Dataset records
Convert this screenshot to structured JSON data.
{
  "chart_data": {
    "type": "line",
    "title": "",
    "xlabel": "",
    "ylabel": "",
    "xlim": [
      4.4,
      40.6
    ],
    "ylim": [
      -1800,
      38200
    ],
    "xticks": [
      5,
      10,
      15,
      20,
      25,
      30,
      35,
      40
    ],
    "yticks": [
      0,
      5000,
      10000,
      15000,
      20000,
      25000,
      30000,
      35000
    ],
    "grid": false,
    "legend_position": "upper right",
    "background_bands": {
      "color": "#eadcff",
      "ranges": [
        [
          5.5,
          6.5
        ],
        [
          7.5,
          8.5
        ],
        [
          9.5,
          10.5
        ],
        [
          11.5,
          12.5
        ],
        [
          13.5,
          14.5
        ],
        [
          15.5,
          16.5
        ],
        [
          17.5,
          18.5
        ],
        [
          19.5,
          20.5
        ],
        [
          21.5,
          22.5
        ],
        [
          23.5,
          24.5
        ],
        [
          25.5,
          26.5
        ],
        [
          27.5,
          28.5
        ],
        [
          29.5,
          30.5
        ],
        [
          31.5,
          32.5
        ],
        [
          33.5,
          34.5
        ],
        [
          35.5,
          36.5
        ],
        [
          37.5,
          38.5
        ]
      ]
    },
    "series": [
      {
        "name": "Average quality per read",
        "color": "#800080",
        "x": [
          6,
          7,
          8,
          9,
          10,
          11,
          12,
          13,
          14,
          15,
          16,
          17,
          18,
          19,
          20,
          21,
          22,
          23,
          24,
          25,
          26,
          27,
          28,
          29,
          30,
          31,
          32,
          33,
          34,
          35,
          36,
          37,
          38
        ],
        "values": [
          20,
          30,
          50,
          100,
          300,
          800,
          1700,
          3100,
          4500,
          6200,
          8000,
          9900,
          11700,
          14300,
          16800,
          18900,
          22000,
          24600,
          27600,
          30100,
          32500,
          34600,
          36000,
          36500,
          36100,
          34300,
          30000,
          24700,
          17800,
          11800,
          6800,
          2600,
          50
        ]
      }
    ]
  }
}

What to do :: Copy out the material word for word and line for line.

Problem solution ::
Convert this screenshot to structured JSON data.
{
  "chart_data": {
    "type": "line",
    "title": "",
    "xlabel": "",
    "ylabel": "",
    "xlim": [
      4.4,
      40.6
    ],
    "ylim": [
      -1800,
      38200
    ],
    "xticks": [
      5,
      10,
      15,
      20,
      25,
      30,
      35,
      40
    ],
    "yticks": [
      0,
      5000,
      10000,
      15000,
      20000,
      25000,
      30000,
      35000
    ],
    "grid": false,
    "legend_position": "upper right",
    "background_bands": {
      "color": "#eadcff",
      "ranges": [
        [
          5.5,
          6.5
        ],
        [
          7.5,
          8.5
        ],
        [
          9.5,
          10.5
        ],
        [
          11.5,
          12.5
        ],
        [
          13.5,
          14.5
        ],
        [
          15.5,
          16.5
        ],
        [
          17.5,
          18.5
        ],
        [
          19.5,
          20.5
        ],
        [
          21.5,
          22.5
        ],
        [
          23.5,
          24.5
        ],
        [
          25.5,
          26.5
        ],
        [
          27.5,
          28.5
        ],
        [
          29.5,
          30.5
        ],
        [
          31.5,
          32.5
        ],
        [
          33.5,
          34.5
        ],
        [
          35.5,
          36.5
        ],
        [
          37.5,
          38.5
        ]
      ]
    },
    "series": [
      {
        "name": "Average quality per read",
        "color": "#800080",
        "x": [
          6,
          7,
          8,
          9,
          10,
          11,
          12,
          13,
          14,
          15,
          16,
          17,
          18,
          19,
          20,
          21,
          22,
          23,
          24,
          25,
          26,
          27,
          28,
          29,
          30,
          31,
          32,
          33,
          34,
          35,
          36,
          37,
          38
        ],
        "values": [
          20,
          30,
          50,
          100,
          300,
          800,
          1700,
          3100,
          4500,
          6200,
          8000,
          9900,
          11700,
          14300,
          16800,
          18900,
          22000,
          24600,
          27600,
          30100,
          32500,
          34600,
          36000,
          36500,
          36100,
          34300,
          30000,
          24700,
          17800,
          11800,
          6800,
          2600,
          50
        ]
      }
    ]
  }
}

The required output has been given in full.